What you will do.
[1] List every organization or institution the blog post on banks and bad assets refers to by name.
[2] Duplicate the part of the blog post on banks and bad assets that begins at the words "I like this" and stops after "eye can see.".

Thursday, May 07, 2009

Banks Need Fewer Carrots and More Sticks

This is an interesting opinion piece by Glenn Hubbard, he offers a way to deal with the "bad assets". Its a reasonable plan and one that the FDIC has been utilizing for decades. At its core is the idea of splitting the bad assets from the good - essentially creating two banks where one existed - one bank gets the good assets, the other the bad assets. The bond holders and creditors are on the hook for the losses of the bad bank and in exchange receive significant equity ownership in the good bank.

This is essentially a combination of many of the ideas put forth on this blog (and others) over the past six months as it acknowledges that purchasing toxic assets is a bad idea as no price can be found and the discovery process is fraught with peril. Instead, no price is given to the assets - as those assets are worked out or sold off the gains or losses are absorbed first by the creditors.

I like this idea, though it requires legislation (thus another opportunity for congress to gouge us with pork).

The issue I have is that it still isn't a comprehensive plan for dealing with the bad underlying collateral that is literally owned by thousands of institutions. These pieces have to be put back together in order to deal with the collateral, or legislation has to be passed to allow this collateral to be dealt with (which will piss somebody off).

It also does not deal with Fannie and Freddie, who have been ignored but are completely insolvent institutions in need of bailouts for as far as the eye can see.

Until the underlying collateral is dealt with we will continue to have a difficult financial system.

Supplied records.
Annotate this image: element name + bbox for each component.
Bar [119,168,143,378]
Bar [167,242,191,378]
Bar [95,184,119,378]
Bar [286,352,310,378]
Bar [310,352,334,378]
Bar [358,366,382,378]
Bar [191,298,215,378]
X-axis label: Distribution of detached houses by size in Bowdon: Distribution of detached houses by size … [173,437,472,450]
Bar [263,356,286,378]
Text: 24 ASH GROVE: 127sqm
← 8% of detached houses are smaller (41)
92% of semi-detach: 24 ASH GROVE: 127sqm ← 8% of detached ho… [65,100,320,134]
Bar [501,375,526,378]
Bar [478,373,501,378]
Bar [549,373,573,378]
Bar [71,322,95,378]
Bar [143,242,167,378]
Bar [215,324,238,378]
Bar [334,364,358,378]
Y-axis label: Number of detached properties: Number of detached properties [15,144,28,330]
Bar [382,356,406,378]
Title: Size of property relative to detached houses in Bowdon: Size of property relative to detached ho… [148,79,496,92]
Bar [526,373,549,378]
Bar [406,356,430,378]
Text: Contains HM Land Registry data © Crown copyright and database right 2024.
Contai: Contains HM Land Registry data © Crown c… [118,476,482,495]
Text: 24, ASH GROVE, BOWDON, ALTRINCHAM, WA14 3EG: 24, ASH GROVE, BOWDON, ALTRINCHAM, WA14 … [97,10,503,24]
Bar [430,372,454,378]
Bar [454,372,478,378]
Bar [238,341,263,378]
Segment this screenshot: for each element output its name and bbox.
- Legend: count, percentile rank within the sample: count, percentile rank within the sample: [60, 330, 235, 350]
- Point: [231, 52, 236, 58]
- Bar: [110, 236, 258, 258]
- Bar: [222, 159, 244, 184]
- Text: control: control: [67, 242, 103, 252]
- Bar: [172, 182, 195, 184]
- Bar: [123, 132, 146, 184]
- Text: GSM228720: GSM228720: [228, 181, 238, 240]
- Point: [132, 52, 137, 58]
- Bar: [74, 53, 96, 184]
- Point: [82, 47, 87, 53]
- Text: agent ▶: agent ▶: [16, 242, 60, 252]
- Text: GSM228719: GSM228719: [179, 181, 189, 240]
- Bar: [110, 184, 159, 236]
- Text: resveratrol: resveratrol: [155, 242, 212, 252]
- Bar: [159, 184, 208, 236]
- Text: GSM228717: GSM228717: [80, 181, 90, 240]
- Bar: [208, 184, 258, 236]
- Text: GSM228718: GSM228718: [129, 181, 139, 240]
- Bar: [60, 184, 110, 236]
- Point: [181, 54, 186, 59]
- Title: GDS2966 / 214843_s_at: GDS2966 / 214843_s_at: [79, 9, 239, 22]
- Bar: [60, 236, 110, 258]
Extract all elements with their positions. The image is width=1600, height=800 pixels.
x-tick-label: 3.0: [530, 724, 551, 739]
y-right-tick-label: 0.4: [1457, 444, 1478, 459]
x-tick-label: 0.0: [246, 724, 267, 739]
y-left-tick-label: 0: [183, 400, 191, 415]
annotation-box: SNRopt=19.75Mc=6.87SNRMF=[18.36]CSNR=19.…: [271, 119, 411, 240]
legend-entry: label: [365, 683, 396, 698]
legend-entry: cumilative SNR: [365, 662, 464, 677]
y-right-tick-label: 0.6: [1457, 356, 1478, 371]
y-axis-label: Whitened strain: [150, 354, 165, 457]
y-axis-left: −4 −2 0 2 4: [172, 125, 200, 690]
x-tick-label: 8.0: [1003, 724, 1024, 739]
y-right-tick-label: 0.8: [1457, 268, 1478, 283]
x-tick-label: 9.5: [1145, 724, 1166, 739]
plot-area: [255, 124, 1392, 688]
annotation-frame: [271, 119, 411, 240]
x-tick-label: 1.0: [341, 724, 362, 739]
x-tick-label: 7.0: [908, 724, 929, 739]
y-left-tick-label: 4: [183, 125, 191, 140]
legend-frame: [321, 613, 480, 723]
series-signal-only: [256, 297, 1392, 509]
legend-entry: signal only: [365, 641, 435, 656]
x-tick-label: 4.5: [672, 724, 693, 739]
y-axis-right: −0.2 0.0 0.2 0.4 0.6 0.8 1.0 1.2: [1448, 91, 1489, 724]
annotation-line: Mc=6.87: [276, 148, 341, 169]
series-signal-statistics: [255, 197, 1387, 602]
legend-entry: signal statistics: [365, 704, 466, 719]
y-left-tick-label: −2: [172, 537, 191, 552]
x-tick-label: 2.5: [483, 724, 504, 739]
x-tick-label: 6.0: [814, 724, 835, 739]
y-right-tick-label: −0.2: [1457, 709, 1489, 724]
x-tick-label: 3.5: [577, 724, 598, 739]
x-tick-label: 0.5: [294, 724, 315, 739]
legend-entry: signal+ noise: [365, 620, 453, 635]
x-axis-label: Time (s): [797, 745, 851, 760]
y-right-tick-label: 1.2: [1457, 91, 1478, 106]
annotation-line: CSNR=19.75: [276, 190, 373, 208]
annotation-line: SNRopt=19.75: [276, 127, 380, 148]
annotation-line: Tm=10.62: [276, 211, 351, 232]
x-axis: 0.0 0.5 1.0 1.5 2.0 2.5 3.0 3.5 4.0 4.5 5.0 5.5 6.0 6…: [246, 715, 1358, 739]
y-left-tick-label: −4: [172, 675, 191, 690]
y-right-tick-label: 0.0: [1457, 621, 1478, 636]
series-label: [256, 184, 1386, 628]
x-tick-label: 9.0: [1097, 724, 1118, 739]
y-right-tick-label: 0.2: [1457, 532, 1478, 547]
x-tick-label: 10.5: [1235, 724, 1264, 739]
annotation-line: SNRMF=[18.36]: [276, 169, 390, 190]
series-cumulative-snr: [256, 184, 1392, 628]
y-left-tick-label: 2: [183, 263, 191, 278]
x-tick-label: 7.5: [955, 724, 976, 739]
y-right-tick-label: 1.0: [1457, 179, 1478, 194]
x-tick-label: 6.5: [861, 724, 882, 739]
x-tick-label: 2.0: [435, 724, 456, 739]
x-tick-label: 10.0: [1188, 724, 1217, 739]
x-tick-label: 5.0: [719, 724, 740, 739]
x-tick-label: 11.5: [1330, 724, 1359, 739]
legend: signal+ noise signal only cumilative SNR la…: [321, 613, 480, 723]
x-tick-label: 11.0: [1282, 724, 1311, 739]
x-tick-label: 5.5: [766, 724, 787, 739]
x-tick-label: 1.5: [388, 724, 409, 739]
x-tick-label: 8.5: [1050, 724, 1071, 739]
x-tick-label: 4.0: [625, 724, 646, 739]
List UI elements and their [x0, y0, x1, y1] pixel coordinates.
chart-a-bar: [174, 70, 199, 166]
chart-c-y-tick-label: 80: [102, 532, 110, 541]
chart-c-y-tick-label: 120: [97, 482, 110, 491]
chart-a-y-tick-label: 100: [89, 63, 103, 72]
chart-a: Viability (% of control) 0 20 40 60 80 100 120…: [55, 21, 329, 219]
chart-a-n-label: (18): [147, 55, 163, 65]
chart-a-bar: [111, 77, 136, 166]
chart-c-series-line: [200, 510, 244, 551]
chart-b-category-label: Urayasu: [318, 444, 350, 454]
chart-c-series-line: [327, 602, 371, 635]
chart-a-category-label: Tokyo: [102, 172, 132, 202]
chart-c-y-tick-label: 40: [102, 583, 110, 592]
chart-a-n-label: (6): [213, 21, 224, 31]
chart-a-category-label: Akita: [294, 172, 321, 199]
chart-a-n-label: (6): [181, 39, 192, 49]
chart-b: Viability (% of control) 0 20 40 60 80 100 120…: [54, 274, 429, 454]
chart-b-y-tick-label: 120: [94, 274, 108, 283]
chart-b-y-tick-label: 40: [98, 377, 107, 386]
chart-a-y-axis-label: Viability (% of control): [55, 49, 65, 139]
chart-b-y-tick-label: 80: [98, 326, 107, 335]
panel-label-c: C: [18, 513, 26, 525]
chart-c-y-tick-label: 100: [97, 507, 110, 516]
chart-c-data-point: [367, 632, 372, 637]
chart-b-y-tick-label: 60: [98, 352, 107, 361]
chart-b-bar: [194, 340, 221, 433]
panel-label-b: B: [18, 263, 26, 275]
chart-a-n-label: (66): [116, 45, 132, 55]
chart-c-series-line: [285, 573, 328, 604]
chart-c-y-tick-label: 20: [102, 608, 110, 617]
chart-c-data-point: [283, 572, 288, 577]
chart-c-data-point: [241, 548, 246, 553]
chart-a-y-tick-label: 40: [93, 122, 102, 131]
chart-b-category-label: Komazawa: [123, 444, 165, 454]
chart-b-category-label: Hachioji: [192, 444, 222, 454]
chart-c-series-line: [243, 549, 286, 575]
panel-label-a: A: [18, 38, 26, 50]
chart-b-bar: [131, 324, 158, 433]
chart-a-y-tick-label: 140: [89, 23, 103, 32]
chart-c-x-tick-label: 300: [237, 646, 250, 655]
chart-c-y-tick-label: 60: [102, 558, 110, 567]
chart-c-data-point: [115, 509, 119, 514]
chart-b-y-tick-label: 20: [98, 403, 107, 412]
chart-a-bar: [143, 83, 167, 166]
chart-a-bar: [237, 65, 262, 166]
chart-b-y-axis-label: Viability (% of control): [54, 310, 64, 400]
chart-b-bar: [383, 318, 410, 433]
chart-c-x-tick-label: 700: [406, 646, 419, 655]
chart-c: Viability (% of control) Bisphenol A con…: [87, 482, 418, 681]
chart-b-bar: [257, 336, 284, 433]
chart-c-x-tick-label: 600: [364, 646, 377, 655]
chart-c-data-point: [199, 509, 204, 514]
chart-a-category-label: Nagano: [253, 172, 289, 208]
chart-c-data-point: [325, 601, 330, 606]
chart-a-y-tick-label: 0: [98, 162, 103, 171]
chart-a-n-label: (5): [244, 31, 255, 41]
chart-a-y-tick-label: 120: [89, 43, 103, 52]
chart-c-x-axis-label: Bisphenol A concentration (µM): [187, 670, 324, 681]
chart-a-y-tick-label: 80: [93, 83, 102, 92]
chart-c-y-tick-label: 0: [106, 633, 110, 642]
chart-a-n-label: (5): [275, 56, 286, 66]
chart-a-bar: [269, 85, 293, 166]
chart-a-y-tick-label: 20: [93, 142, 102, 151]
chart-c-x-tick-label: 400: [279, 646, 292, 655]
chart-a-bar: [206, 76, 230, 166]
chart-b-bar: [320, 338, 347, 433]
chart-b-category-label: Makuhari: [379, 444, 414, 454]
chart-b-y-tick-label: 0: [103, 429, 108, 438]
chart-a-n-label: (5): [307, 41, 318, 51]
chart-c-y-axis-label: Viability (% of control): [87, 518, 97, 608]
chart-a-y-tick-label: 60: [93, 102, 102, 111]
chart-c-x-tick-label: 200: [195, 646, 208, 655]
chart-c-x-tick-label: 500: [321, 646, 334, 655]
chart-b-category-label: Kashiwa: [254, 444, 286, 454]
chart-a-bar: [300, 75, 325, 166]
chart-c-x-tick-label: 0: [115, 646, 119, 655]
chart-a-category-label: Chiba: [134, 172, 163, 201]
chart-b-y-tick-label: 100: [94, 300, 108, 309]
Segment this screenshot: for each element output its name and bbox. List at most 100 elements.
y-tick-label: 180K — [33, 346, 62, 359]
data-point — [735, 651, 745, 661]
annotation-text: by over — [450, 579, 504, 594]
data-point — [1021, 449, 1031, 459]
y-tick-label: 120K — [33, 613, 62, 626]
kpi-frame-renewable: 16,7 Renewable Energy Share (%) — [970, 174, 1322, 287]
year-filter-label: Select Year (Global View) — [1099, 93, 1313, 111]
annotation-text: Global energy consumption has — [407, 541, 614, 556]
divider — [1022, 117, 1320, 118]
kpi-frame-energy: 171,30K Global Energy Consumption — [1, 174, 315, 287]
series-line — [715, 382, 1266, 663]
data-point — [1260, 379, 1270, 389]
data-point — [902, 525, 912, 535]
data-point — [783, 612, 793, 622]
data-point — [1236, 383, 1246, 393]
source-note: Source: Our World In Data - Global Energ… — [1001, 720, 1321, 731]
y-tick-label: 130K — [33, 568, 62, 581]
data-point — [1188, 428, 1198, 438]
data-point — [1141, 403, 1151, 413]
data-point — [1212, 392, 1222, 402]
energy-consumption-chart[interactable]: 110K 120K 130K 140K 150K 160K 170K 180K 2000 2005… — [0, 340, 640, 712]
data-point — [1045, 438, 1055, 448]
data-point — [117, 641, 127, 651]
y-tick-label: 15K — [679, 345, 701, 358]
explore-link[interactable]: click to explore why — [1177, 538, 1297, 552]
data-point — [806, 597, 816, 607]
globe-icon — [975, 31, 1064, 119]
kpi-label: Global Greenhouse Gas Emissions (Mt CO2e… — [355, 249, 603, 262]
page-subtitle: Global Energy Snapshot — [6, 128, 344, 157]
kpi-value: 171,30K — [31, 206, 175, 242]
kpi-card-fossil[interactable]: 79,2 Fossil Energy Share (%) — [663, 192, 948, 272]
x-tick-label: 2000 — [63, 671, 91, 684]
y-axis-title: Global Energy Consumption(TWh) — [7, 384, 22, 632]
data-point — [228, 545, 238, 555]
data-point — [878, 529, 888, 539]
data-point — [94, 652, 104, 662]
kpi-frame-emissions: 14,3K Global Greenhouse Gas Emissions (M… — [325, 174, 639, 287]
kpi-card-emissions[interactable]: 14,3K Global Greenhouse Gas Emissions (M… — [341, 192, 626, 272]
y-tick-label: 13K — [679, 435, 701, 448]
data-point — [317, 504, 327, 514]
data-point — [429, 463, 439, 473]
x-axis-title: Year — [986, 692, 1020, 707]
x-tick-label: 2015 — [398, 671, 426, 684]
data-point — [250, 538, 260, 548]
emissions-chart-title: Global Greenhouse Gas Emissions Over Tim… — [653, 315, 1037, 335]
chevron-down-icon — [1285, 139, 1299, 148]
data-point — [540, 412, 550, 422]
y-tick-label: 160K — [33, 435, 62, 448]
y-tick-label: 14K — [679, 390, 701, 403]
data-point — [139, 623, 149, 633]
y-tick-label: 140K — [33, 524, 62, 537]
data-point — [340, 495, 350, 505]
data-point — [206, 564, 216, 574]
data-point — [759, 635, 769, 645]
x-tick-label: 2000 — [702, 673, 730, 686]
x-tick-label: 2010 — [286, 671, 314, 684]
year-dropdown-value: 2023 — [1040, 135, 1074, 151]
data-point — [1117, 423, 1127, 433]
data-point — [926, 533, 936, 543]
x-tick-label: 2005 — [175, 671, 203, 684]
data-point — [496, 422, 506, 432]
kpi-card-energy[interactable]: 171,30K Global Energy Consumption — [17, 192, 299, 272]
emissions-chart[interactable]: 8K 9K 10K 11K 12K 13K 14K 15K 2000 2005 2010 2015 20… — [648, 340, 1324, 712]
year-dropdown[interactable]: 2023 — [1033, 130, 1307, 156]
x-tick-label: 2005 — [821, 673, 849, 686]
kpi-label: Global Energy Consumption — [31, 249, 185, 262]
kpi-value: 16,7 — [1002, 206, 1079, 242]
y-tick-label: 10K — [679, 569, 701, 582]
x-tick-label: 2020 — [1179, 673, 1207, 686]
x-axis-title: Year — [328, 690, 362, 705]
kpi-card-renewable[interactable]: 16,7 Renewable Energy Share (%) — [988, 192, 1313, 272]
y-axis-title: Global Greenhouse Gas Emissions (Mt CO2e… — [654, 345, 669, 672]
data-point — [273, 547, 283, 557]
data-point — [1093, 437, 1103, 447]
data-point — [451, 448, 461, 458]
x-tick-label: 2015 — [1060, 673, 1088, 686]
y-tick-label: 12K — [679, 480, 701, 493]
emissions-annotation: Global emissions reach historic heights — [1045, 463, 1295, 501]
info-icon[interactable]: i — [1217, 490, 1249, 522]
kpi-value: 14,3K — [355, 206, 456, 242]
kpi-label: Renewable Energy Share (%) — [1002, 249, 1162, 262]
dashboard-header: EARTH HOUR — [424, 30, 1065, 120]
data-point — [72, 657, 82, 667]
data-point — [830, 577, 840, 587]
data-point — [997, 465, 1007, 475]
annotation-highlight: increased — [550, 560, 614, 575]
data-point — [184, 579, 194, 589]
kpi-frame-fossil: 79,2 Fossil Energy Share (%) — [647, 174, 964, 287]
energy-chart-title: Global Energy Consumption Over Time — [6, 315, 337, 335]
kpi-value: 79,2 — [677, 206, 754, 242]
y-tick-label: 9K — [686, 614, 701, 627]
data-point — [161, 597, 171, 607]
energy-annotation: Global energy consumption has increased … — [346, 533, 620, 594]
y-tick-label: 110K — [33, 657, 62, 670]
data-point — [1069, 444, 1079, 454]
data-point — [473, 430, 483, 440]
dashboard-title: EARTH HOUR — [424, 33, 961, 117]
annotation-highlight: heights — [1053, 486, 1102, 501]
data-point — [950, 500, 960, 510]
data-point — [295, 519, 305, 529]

Outputs by task.
[1]
FDIC
congress
Fannie
Freddie

[2]
I like this idea, though it requires legislation (thus another opportunity for congress to gouge us with pork).

The issue I have is that it still isn't a comprehensive plan for dealing with the bad underlying collateral that is literally owned by thousands of institutions. These pieces have to be put back together in order to deal with the collateral, or legislation has to be passed to allow this collateral to be dealt with (which will piss somebody off).

It also does not deal with Fannie and Freddie, who have been ignored but are completely insolvent institutions in need of bailouts for as far as the eye can see.